▸ INPUT ROWS
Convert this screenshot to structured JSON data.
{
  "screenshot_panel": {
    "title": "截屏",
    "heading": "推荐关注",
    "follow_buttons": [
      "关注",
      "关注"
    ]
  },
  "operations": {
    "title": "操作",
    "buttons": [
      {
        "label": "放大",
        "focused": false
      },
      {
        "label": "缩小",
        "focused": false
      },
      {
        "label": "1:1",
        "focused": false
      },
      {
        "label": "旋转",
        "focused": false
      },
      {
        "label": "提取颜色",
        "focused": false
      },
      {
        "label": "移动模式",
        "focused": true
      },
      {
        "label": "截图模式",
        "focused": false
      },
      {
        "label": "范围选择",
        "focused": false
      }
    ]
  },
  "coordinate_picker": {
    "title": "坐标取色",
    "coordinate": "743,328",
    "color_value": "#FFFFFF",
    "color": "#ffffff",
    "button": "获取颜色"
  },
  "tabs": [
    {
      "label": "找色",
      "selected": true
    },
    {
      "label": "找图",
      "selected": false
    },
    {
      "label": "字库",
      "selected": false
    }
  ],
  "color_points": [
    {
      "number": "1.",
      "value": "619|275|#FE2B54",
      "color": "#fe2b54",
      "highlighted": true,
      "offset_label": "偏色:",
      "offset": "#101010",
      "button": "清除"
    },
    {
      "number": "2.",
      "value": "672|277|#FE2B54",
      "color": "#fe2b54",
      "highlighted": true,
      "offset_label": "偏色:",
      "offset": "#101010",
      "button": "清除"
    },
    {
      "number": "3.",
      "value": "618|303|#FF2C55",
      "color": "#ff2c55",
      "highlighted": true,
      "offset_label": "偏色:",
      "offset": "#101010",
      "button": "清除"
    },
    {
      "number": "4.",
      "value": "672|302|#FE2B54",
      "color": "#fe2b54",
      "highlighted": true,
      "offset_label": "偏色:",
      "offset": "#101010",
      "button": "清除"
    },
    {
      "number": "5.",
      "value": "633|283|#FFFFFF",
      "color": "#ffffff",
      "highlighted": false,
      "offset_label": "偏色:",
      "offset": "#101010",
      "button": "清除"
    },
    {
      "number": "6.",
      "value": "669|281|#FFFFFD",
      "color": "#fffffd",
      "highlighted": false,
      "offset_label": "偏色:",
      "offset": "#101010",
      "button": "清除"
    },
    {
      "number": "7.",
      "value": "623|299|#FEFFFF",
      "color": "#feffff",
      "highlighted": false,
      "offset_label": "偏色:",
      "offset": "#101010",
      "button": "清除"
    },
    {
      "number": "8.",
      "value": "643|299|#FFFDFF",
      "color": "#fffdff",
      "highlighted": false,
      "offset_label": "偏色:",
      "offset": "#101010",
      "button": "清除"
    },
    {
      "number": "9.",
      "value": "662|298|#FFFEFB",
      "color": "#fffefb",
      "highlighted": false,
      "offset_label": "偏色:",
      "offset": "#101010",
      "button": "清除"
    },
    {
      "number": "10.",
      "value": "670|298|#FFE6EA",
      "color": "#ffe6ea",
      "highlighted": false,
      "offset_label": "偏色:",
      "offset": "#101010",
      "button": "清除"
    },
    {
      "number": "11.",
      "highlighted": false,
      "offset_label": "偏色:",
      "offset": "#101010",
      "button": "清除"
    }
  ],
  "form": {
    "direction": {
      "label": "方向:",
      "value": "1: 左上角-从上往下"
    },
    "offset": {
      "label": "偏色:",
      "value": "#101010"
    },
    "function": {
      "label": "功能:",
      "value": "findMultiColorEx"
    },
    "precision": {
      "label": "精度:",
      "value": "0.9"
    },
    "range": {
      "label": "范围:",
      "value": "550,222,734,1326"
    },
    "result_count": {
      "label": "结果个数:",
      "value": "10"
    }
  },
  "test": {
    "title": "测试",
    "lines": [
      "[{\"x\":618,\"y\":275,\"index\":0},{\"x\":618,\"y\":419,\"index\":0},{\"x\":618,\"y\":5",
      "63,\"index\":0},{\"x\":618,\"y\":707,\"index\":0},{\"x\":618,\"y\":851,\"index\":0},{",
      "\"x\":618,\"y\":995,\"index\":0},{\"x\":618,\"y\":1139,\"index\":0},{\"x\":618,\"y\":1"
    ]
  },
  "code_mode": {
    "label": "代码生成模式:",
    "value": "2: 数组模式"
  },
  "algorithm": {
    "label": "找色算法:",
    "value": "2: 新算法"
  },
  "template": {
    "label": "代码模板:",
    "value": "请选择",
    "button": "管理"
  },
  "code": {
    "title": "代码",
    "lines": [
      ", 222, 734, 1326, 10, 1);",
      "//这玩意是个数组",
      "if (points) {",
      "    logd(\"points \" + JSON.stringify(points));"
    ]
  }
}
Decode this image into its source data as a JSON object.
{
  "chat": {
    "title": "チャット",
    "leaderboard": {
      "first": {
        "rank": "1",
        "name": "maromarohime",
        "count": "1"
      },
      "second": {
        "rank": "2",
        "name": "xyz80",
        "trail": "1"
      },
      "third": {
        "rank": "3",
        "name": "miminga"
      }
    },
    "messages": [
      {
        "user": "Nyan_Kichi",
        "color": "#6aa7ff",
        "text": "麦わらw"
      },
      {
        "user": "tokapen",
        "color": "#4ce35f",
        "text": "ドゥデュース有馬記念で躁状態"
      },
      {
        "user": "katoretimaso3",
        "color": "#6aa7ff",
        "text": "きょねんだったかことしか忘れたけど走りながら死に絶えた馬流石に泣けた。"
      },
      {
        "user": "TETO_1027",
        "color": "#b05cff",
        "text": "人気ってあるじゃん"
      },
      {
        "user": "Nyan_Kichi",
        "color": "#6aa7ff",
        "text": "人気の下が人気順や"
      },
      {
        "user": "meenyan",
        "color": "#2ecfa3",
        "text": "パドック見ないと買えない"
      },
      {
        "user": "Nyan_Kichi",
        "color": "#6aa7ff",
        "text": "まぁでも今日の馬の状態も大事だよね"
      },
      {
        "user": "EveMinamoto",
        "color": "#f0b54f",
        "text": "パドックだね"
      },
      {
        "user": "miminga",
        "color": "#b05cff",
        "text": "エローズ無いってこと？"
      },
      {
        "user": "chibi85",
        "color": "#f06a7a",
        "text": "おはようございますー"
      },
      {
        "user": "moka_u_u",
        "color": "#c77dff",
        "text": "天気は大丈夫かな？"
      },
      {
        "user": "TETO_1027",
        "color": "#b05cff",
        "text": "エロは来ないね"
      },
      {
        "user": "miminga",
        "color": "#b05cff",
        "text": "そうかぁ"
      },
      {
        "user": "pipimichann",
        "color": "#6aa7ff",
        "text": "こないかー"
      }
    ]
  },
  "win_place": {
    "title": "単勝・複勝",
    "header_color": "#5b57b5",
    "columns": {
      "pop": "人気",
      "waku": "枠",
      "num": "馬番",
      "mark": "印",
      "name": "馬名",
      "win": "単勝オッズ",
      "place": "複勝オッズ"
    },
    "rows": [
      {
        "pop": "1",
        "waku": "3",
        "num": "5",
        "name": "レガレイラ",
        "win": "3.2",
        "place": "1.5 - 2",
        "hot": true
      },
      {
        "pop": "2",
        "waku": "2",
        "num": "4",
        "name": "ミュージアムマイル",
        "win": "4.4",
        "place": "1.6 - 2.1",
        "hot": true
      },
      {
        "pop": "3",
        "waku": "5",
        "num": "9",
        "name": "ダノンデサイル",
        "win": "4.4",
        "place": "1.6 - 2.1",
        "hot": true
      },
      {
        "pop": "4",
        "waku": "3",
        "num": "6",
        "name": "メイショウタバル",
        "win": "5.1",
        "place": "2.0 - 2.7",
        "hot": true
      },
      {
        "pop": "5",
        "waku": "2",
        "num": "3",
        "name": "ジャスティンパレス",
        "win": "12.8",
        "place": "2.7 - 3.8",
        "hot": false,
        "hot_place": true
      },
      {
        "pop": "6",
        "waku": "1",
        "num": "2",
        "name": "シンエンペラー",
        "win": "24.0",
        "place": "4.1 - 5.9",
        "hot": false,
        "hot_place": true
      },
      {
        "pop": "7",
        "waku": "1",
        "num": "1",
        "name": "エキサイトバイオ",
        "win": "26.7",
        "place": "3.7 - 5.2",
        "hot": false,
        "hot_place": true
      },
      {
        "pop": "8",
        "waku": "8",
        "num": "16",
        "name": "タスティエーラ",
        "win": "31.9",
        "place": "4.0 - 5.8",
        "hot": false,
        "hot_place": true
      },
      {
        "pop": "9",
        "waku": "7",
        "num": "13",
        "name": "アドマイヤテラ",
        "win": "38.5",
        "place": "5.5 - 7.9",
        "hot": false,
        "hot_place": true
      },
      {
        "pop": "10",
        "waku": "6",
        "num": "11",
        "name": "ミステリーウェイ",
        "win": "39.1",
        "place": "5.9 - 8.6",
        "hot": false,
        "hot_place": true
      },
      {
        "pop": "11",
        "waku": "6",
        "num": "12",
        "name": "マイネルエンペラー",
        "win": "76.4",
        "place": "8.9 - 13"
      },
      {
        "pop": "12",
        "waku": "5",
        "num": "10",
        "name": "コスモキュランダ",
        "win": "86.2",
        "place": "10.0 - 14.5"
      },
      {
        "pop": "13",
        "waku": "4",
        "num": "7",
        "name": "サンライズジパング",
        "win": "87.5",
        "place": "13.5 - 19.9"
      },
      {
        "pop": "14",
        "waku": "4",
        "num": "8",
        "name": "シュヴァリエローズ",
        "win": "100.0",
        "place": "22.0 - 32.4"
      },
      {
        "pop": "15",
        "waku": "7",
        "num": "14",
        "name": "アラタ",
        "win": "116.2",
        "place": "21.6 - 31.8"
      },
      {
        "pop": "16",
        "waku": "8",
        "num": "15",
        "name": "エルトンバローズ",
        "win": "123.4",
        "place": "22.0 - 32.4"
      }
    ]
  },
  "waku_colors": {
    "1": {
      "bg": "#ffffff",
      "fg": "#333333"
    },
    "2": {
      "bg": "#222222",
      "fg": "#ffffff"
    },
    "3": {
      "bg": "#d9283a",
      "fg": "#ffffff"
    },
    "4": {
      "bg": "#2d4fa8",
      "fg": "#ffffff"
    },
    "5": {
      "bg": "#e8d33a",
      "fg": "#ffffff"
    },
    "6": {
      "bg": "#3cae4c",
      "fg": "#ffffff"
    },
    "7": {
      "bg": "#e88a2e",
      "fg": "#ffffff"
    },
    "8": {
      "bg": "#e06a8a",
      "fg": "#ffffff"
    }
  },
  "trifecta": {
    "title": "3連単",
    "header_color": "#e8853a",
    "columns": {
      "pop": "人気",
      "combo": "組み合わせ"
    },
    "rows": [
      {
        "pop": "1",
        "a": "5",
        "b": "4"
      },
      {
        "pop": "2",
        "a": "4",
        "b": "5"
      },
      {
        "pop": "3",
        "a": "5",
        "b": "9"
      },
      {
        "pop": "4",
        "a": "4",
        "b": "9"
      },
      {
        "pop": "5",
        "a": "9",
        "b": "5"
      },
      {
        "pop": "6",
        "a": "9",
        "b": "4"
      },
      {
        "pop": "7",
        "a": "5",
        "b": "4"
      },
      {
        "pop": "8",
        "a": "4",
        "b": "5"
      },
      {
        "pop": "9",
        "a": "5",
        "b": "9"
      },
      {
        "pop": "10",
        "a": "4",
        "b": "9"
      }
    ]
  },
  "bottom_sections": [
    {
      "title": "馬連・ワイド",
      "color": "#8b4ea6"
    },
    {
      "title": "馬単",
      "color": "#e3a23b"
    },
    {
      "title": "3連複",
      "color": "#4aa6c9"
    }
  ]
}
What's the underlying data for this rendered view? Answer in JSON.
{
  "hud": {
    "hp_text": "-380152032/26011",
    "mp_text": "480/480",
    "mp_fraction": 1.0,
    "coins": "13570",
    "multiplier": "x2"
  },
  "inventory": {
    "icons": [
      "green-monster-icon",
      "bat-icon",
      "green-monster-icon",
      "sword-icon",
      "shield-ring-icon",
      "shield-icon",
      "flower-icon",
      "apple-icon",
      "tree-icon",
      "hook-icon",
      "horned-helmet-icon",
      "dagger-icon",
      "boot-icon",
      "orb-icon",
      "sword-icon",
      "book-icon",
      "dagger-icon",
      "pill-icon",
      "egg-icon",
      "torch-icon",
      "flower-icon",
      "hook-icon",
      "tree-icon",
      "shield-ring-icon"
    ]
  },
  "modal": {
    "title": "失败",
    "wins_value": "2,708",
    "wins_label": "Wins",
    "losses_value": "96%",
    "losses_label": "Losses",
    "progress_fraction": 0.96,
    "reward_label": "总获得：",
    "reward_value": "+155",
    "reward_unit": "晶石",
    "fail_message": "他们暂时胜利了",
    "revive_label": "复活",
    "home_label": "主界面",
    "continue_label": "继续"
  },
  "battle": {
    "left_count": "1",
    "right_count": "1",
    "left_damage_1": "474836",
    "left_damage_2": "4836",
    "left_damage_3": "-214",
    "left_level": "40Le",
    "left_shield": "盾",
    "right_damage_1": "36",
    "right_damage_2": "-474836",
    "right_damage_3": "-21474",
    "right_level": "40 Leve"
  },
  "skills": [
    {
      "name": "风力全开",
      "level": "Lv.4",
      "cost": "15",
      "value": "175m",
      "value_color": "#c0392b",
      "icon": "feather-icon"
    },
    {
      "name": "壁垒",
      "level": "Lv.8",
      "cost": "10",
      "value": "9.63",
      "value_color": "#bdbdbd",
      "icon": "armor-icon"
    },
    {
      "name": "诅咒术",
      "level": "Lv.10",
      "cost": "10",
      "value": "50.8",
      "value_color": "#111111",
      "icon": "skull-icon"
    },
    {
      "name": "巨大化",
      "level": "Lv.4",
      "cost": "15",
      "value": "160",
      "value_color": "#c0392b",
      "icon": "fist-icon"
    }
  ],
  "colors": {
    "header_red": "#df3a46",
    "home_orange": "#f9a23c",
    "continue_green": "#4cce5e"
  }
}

▸ YOUR GOAL
Only the count is needed: the number of lines in the data that include the word "JSON".

▸ RESULT
4